■ **Your goal**
The exercise asks for every line of the data to be reproduced exactly.

■ **Raw data**
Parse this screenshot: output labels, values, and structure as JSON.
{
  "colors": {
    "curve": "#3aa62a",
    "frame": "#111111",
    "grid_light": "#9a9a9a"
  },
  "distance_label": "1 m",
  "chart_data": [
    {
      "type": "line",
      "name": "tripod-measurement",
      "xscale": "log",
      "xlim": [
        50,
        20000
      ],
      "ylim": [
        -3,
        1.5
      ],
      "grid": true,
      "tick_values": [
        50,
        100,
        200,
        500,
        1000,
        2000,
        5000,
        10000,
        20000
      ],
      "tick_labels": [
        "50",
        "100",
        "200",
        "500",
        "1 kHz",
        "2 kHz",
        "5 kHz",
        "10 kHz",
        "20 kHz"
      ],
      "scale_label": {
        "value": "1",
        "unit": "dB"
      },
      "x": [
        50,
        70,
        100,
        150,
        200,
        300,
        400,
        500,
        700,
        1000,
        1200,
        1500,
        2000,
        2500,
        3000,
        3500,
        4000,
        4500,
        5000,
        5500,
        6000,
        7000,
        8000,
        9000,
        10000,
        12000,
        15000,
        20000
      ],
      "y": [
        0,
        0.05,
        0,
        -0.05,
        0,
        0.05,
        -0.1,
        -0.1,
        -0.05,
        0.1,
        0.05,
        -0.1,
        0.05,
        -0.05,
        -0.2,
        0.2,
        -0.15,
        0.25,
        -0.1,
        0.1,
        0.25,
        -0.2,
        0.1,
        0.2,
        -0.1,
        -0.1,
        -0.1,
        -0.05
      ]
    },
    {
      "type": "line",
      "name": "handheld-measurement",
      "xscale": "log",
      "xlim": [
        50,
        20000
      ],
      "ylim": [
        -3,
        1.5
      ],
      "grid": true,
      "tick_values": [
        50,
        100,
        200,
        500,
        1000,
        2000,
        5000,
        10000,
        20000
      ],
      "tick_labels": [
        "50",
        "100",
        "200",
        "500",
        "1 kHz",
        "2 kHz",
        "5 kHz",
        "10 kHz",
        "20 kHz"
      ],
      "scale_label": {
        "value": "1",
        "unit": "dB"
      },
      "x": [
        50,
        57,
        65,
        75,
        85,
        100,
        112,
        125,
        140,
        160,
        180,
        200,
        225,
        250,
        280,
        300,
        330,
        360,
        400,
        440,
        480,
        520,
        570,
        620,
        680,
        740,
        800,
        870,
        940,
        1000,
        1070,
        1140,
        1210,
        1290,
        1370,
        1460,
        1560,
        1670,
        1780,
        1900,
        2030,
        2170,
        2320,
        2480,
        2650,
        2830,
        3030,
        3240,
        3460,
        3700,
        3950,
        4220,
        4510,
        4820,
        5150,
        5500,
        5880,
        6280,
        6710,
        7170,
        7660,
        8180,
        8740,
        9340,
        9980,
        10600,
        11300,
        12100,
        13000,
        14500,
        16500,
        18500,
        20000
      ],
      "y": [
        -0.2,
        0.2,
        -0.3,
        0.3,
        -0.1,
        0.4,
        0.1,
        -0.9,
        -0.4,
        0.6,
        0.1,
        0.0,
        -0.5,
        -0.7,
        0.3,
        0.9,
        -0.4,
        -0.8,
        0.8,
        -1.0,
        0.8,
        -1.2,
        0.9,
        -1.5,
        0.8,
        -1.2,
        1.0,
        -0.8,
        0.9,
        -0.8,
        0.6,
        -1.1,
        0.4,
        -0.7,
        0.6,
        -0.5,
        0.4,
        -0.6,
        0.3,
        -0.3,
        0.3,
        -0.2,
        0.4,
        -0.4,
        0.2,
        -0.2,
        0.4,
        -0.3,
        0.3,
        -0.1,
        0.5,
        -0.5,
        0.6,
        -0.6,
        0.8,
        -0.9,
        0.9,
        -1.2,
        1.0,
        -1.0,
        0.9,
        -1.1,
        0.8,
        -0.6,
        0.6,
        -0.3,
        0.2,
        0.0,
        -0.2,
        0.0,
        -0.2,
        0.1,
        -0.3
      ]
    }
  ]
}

■ **Final result**
Parse this screenshot: output labels, values, and structure as JSON.
{
  "colors": {
    "curve": "#3aa62a",
    "frame": "#111111",
    "grid_light": "#9a9a9a"
  },
  "distance_label": "1 m",
  "chart_data": [
    {
      "type": "line",
      "name": "tripod-measurement",
      "xscale": "log",
      "xlim": [
        50,
        20000
      ],
      "ylim": [
        -3,
        1.5
      ],
      "grid": true,
      "tick_values": [
        50,
        100,
        200,
        500,
        1000,
        2000,
        5000,
        10000,
        20000
      ],
      "tick_labels": [
        "50",
        "100",
        "200",
        "500",
        "1 kHz",
        "2 kHz",
        "5 kHz",
        "10 kHz",
        "20 kHz"
      ],
      "scale_label": {
        "value": "1",
        "unit": "dB"
      },
      "x": [
        50,
        70,
        100,
        150,
        200,
        300,
        400,
        500,
        700,
        1000,
        1200,
        1500,
        2000,
        2500,
        3000,
        3500,
        4000,
        4500,
        5000,
        5500,
        6000,
        7000,
        8000,
        9000,
        10000,
        12000,
        15000,
        20000
      ],
      "y": [
        0,
        0.05,
        0,
        -0.05,
        0,
        0.05,
        -0.1,
        -0.1,
        -0.05,
        0.1,
        0.05,
        -0.1,
        0.05,
        -0.05,
        -0.2,
        0.2,
        -0.15,
        0.25,
        -0.1,
        0.1,
        0.25,
        -0.2,
        0.1,
        0.2,
        -0.1,
        -0.1,
        -0.1,
        -0.05
      ]
    },
    {
      "type": "line",
      "name": "handheld-measurement",
      "xscale": "log",
      "xlim": [
        50,
        20000
      ],
      "ylim": [
        -3,
        1.5
      ],
      "grid": true,
      "tick_values": [
        50,
        100,
        200,
        500,
        1000,
        2000,
        5000,
        10000,
        20000
      ],
      "tick_labels": [
        "50",
        "100",
        "200",
        "500",
        "1 kHz",
        "2 kHz",
        "5 kHz",
        "10 kHz",
        "20 kHz"
      ],
      "scale_label": {
        "value": "1",
        "unit": "dB"
      },
      "x": [
        50,
        57,
        65,
        75,
        85,
        100,
        112,
        125,
        140,
        160,
        180,
        200,
        225,
        250,
        280,
        300,
        330,
        360,
        400,
        440,
        480,
        520,
        570,
        620,
        680,
        740,
        800,
        870,
        940,
        1000,
        1070,
        1140,
        1210,
        1290,
        1370,
        1460,
        1560,
        1670,
        1780,
        1900,
        2030,
        2170,
        2320,
        2480,
        2650,
        2830,
        3030,
        3240,
        3460,
        3700,
        3950,
        4220,
        4510,
        4820,
        5150,
        5500,
        5880,
        6280,
        6710,
        7170,
        7660,
        8180,
        8740,
        9340,
        9980,
        10600,
        11300,
        12100,
        13000,
        14500,
        16500,
        18500,
        20000
      ],
      "y": [
        -0.2,
        0.2,
        -0.3,
        0.3,
        -0.1,
        0.4,
        0.1,
        -0.9,
        -0.4,
        0.6,
        0.1,
        0.0,
        -0.5,
        -0.7,
        0.3,
        0.9,
        -0.4,
        -0.8,
        0.8,
        -1.0,
        0.8,
        -1.2,
        0.9,
        -1.5,
        0.8,
        -1.2,
        1.0,
        -0.8,
        0.9,
        -0.8,
        0.6,
        -1.1,
        0.4,
        -0.7,
        0.6,
        -0.5,
        0.4,
        -0.6,
        0.3,
        -0.3,
        0.3,
        -0.2,
        0.4,
        -0.4,
        0.2,
        -0.2,
        0.4,
        -0.3,
        0.3,
        -0.1,
        0.5,
        -0.5,
        0.6,
        -0.6,
        0.8,
        -0.9,
        0.9,
        -1.2,
        1.0,
        -1.0,
        0.9,
        -1.1,
        0.8,
        -0.6,
        0.6,
        -0.3,
        0.2,
        0.0,
        -0.2,
        0.0,
        -0.2,
        0.1,
        -0.3
      ]
    }
  ]
}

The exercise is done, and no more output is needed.